──────── Data in this exercise

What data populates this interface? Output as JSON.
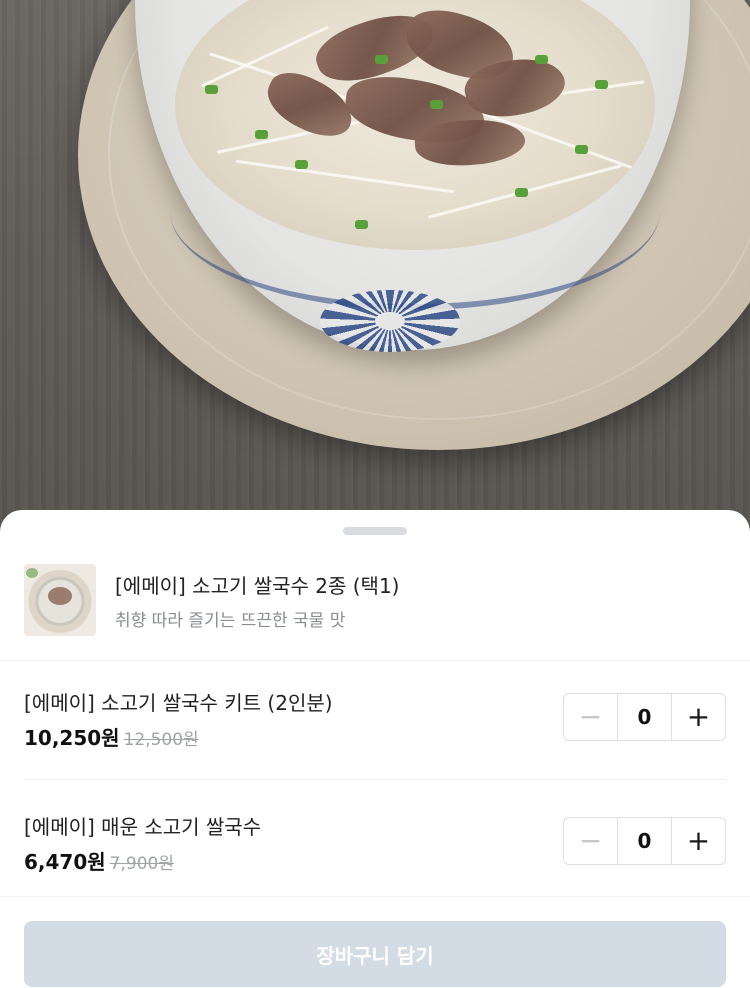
{
  "product": {
    "title": "[에메이] 소고기 쌀국수 2종 (택1)",
    "subtitle": "취향 따라 즐기는 뜨끈한 국물 맛"
  },
  "options": [
    {
      "name": "[에메이] 소고기 쌀국수 키트 (2인분)",
      "price": "10,250원",
      "original_price": "12,500원",
      "quantity": "0"
    },
    {
      "name": "[에메이] 매운 소고기 쌀국수",
      "price": "6,470원",
      "original_price": "7,900원",
      "quantity": "0"
    }
  ],
  "stepper": {
    "minus_symbol": "−",
    "plus_symbol": "+"
  },
  "cart_button": {
    "label": "장바구니 담기",
    "state": "disabled"
  },
  "colors": {
    "button_disabled": "#d3dce4",
    "text_primary": "#222222",
    "text_secondary": "#8a8d91",
    "strike_price": "#a0a3a7"
  }
}
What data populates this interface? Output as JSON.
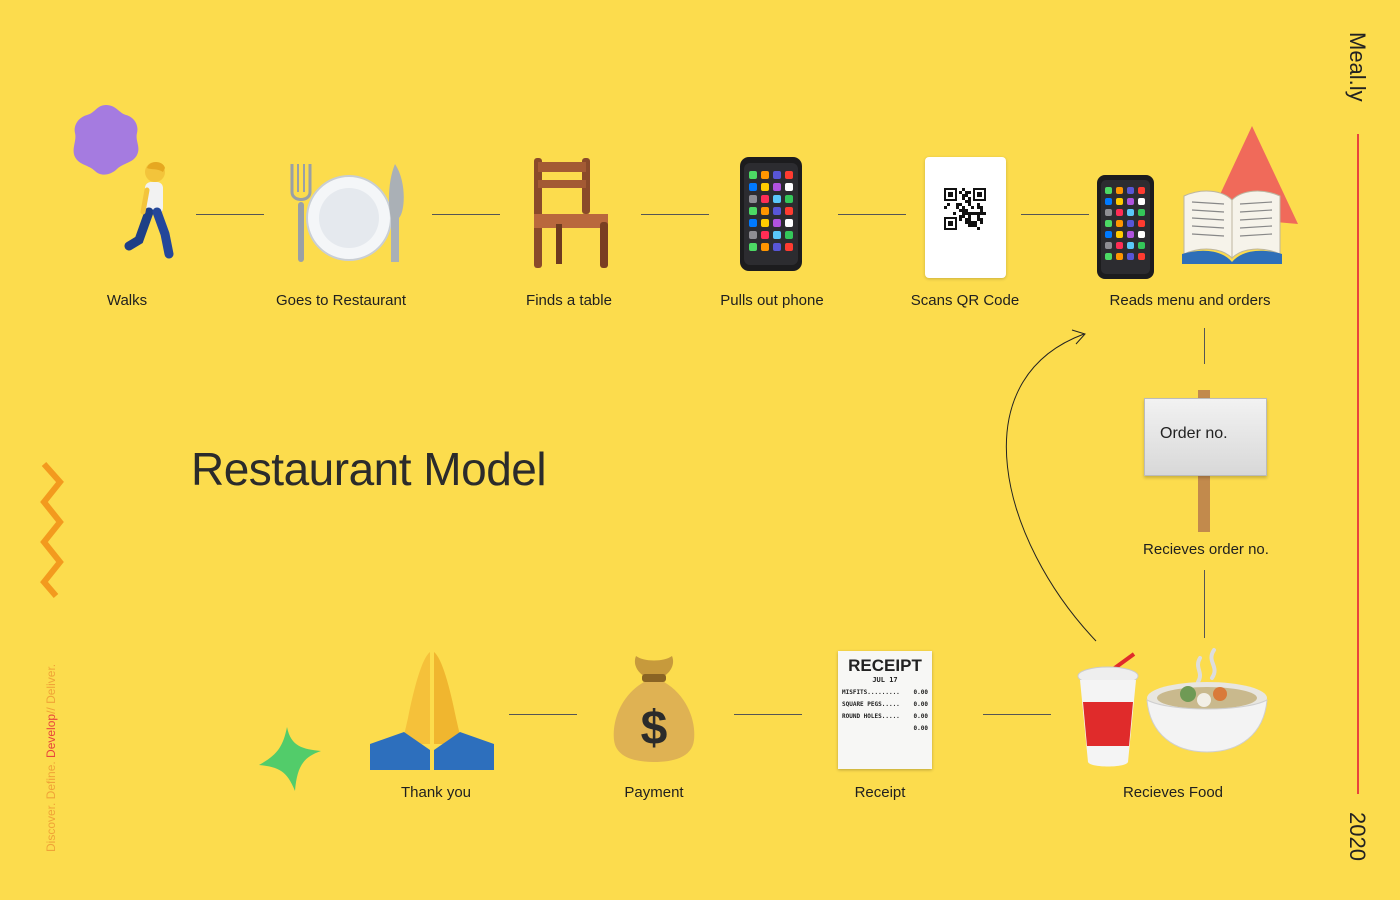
{
  "brand": "Meal.ly",
  "year": "2020",
  "title": "Restaurant Model",
  "phases": {
    "discover": "Discover. ",
    "define": "Define. ",
    "develop": "Develop",
    "separator": "// ",
    "deliver": "Deliver."
  },
  "steps": {
    "walks": "Walks",
    "restaurant": "Goes to Restaurant",
    "table": "Finds a table",
    "phone": "Pulls out phone",
    "qr": "Scans QR Code",
    "menu": "Reads menu and orders",
    "order_no": "Recieves order no.",
    "food": "Recieves Food",
    "receipt": "Receipt",
    "payment": "Payment",
    "thanks": "Thank you"
  },
  "sign": {
    "text": "Order no."
  },
  "receipt_card": {
    "title": "RECEIPT",
    "date": "JUL 17",
    "rows": [
      {
        "item": "MISFITS.........",
        "amount": "0.00"
      },
      {
        "item": "SQUARE PEGS.....",
        "amount": "0.00"
      },
      {
        "item": "ROUND HOLES.....",
        "amount": "0.00"
      },
      {
        "item": "",
        "amount": "0.00"
      }
    ]
  },
  "colors": {
    "background": "#FCDC4D",
    "accent_red": "#E8453C",
    "accent_orange": "#F0A437",
    "purple_shape": "#A57BE0",
    "green_shape": "#52CC6A"
  },
  "icons": [
    "walking-person-icon",
    "plate-cutlery-icon",
    "chair-icon",
    "phone-icon",
    "qr-code-icon",
    "open-book-icon",
    "sign-icon",
    "drink-icon",
    "soup-bowl-icon",
    "receipt-icon",
    "money-bag-icon",
    "praying-hands-icon"
  ]
}
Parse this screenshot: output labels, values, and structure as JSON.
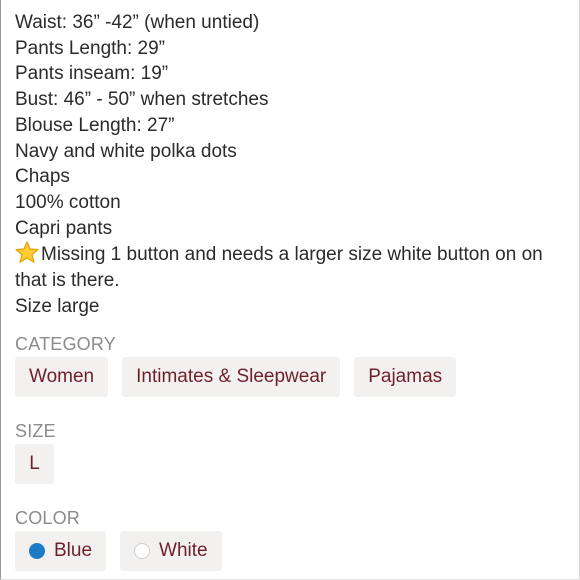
{
  "description": {
    "lines": [
      "Waist: 36” -42” (when untied)",
      "Pants Length: 29”",
      "Pants inseam: 19”",
      "Bust: 46” - 50” when stretches",
      "Blouse Length: 27”",
      "Navy and white polka dots",
      "Chaps",
      "100% cotton",
      "Capri pants"
    ],
    "note_icon": "star-emoji",
    "note": "Missing 1 button and needs a larger size white button on on that is there.",
    "size_line": "Size large"
  },
  "category": {
    "label": "CATEGORY",
    "items": [
      "Women",
      "Intimates & Sleepwear",
      "Pajamas"
    ]
  },
  "size": {
    "label": "SIZE",
    "value": "L"
  },
  "color": {
    "label": "COLOR",
    "items": [
      {
        "name": "Blue",
        "swatch": "#1f7ac4"
      },
      {
        "name": "White",
        "swatch": "#ffffff"
      }
    ]
  },
  "colors": {
    "chip_bg": "#f3f1ef",
    "chip_text": "#6e1f2a",
    "label_text": "#8b8b8b"
  }
}
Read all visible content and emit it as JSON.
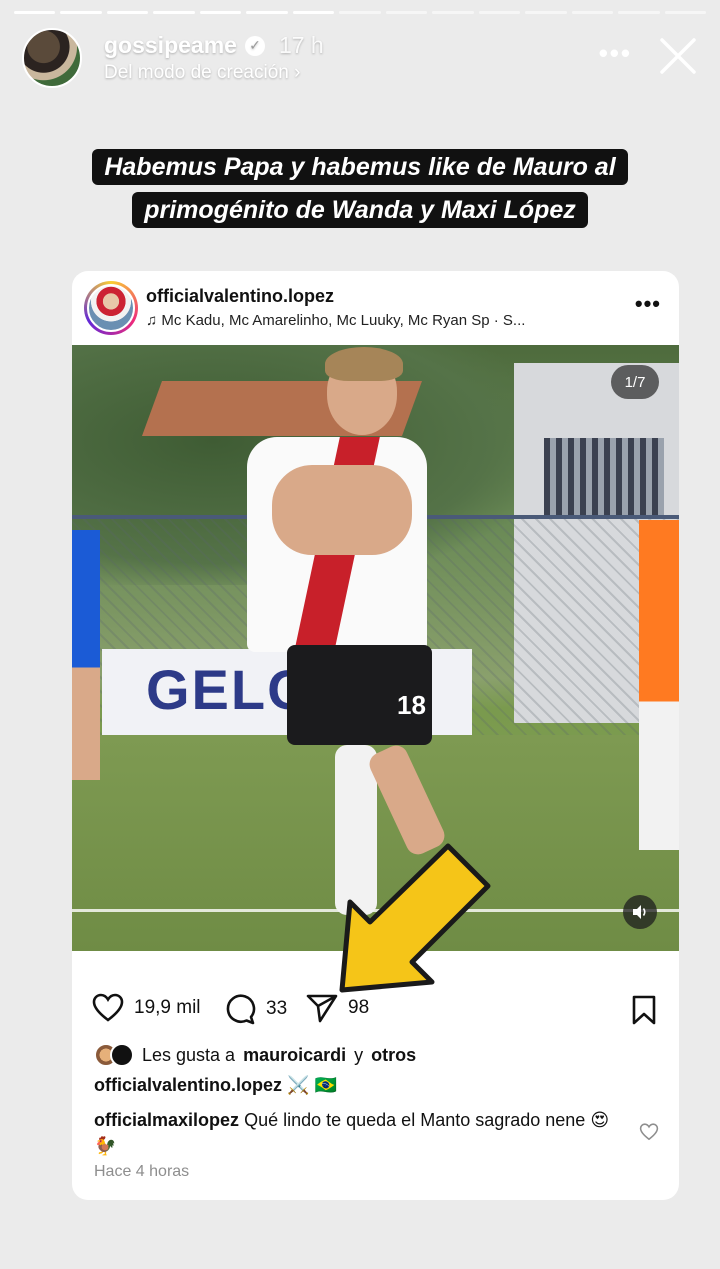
{
  "story": {
    "progress_total": 15,
    "progress_done": 7,
    "username": "gossipeame",
    "verified_mark": "✓",
    "time": "17 h",
    "subtitle": "Del modo de creación ›",
    "more_icon": "more-horizontal-icon",
    "close_icon": "close-icon"
  },
  "headline": {
    "line1": "Habemus Papa y habemus like de Mauro al",
    "line2": "primogénito de Wanda y Maxi López"
  },
  "post": {
    "username": "officialvalentino.lopez",
    "music_icon": "♫",
    "music": "Mc Kadu, Mc Amarelinho, Mc Luuky, Mc Ryan Sp · S...",
    "more": "•••",
    "counter": "1/7",
    "banner_text": "GELO",
    "jersey_number": "18",
    "likes_count": "19,9 mil",
    "comments_count": "33",
    "shares_count": "98",
    "liked_by_prefix": "Les gusta a",
    "liked_by_user": "mauroicardi",
    "liked_by_middle": "y",
    "liked_by_others": "otros",
    "caption_user": "officialvalentino.lopez",
    "caption_emoji": "⚔️ 🇧🇷",
    "comment_user": "officialmaxilopez",
    "comment_text": "Qué lindo te queda el Manto sagrado nene 😍 🐓",
    "timestamp": "Hace 4 horas"
  },
  "colors": {
    "background": "#ebebeb",
    "headline_bg": "#111111",
    "arrow": "#f5c518",
    "river_red": "#c8202a"
  }
}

────────────────

Reproduce the entries above exactly. Do not include the images.

Output below
What data populates this interface? Output as JSON.
{
  "product": {
    "title": "[에메이] 소고기 쌀국수 2종 (택1)",
    "subtitle": "취향 따라 즐기는 뜨끈한 국물 맛"
  },
  "options": [
    {
      "name": "[에메이] 소고기 쌀국수 키트 (2인분)",
      "price": "10,250원",
      "original_price": "12,500원",
      "quantity": "0"
    },
    {
      "name": "[에메이] 매운 소고기 쌀국수",
      "price": "6,470원",
      "original_price": "7,900원",
      "quantity": "0"
    }
  ],
  "stepper": {
    "minus_symbol": "−",
    "plus_symbol": "+"
  },
  "cart_button": {
    "label": "장바구니 담기",
    "state": "disabled"
  },
  "colors": {
    "button_disabled": "#d3dce4",
    "text_primary": "#222222",
    "text_secondary": "#8a8d91",
    "strike_price": "#a0a3a7"
  }
}
What data populates this interface? Output as JSON.
{
  "brand": "Meal.ly",
  "year": "2020",
  "title": "Restaurant Model",
  "phases": {
    "discover": "Discover. ",
    "define": "Define. ",
    "develop": "Develop",
    "separator": "// ",
    "deliver": "Deliver."
  },
  "steps": {
    "walks": "Walks",
    "restaurant": "Goes to Restaurant",
    "table": "Finds a table",
    "phone": "Pulls out phone",
    "qr": "Scans QR Code",
    "menu": "Reads menu and orders",
    "order_no": "Recieves order no.",
    "food": "Recieves Food",
    "receipt": "Receipt",
    "payment": "Payment",
    "thanks": "Thank you"
  },
  "sign": {
    "text": "Order no."
  },
  "receipt_card": {
    "title": "RECEIPT",
    "date": "JUL 17",
    "rows": [
      {
        "item": "MISFITS.........",
        "amount": "0.00"
      },
      {
        "item": "SQUARE PEGS.....",
        "amount": "0.00"
      },
      {
        "item": "ROUND HOLES.....",
        "amount": "0.00"
      },
      {
        "item": "",
        "amount": "0.00"
      }
    ]
  },
  "colors": {
    "background": "#FCDC4D",
    "accent_red": "#E8453C",
    "accent_orange": "#F0A437",
    "purple_shape": "#A57BE0",
    "green_shape": "#52CC6A"
  },
  "icons": [
    "walking-person-icon",
    "plate-cutlery-icon",
    "chair-icon",
    "phone-icon",
    "qr-code-icon",
    "open-book-icon",
    "sign-icon",
    "drink-icon",
    "soup-bowl-icon",
    "receipt-icon",
    "money-bag-icon",
    "praying-hands-icon"
  ]
}
Parse this screenshot: output labels, values, and structure as JSON.
{
  "description": {
    "lines": [
      "Waist: 36” -42” (when untied)",
      "Pants Length: 29”",
      "Pants inseam: 19”",
      "Bust: 46” - 50” when stretches",
      "Blouse Length: 27”",
      "Navy and white polka dots",
      "Chaps",
      "100% cotton",
      "Capri pants"
    ],
    "note_icon": "star-emoji",
    "note": "Missing 1 button and needs a larger size white button on on that is there.",
    "size_line": "Size large"
  },
  "category": {
    "label": "CATEGORY",
    "items": [
      "Women",
      "Intimates & Sleepwear",
      "Pajamas"
    ]
  },
  "size": {
    "label": "SIZE",
    "value": "L"
  },
  "color": {
    "label": "COLOR",
    "items": [
      {
        "name": "Blue",
        "swatch": "#1f7ac4"
      },
      {
        "name": "White",
        "swatch": "#ffffff"
      }
    ]
  },
  "colors": {
    "chip_bg": "#f3f1ef",
    "chip_text": "#6e1f2a",
    "label_text": "#8b8b8b"
  }
}
Read all visible content and emit it as JSON.
{
  "story": {
    "progress_total": 15,
    "progress_done": 7,
    "username": "gossipeame",
    "verified_mark": "✓",
    "time": "17 h",
    "subtitle": "Del modo de creación ›",
    "more_icon": "more-horizontal-icon",
    "close_icon": "close-icon"
  },
  "headline": {
    "line1": "Habemus Papa y habemus like de Mauro al",
    "line2": "primogénito de Wanda y Maxi López"
  },
  "post": {
    "username": "officialvalentino.lopez",
    "music_icon": "♫",
    "music": "Mc Kadu, Mc Amarelinho, Mc Luuky, Mc Ryan Sp · S...",
    "more": "•••",
    "counter": "1/7",
    "banner_text": "GELO",
    "jersey_number": "18",
    "likes_count": "19,9 mil",
    "comments_count": "33",
    "shares_count": "98",
    "liked_by_prefix": "Les gusta a",
    "liked_by_user": "mauroicardi",
    "liked_by_middle": "y",
    "liked_by_others": "otros",
    "caption_user": "officialvalentino.lopez",
    "caption_emoji": "⚔️ 🇧🇷",
    "comment_user": "officialmaxilopez",
    "comment_text": "Qué lindo te queda el Manto sagrado nene 😍 🐓",
    "timestamp": "Hace 4 horas"
  },
  "colors": {
    "background": "#ebebeb",
    "headline_bg": "#111111",
    "arrow": "#f5c518",
    "river_red": "#c8202a"
  }
}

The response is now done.